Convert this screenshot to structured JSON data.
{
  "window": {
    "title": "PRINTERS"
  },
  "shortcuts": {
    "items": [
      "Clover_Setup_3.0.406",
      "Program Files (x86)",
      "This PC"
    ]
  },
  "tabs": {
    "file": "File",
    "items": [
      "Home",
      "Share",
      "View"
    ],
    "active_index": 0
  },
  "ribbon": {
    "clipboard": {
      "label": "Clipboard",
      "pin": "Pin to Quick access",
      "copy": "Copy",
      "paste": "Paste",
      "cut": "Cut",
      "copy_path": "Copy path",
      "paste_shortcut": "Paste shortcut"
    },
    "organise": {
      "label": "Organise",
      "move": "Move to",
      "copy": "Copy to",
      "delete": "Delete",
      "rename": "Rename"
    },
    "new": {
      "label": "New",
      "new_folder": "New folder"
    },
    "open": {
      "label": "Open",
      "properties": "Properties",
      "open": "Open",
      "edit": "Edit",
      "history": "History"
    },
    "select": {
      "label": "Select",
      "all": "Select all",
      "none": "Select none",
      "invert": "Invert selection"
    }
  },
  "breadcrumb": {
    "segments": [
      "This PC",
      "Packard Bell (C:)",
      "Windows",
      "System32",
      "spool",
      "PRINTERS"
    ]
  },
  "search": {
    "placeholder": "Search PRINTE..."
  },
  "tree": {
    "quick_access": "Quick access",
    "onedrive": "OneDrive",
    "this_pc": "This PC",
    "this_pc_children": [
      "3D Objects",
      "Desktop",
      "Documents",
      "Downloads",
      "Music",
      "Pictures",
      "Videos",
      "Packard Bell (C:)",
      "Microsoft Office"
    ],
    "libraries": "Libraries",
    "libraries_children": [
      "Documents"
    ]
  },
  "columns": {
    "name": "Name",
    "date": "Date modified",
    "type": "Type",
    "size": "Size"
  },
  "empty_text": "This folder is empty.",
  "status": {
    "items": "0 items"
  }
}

#####

What you will do
State how many lines in the records above contain the word "Quick", and give only that number.

The result
2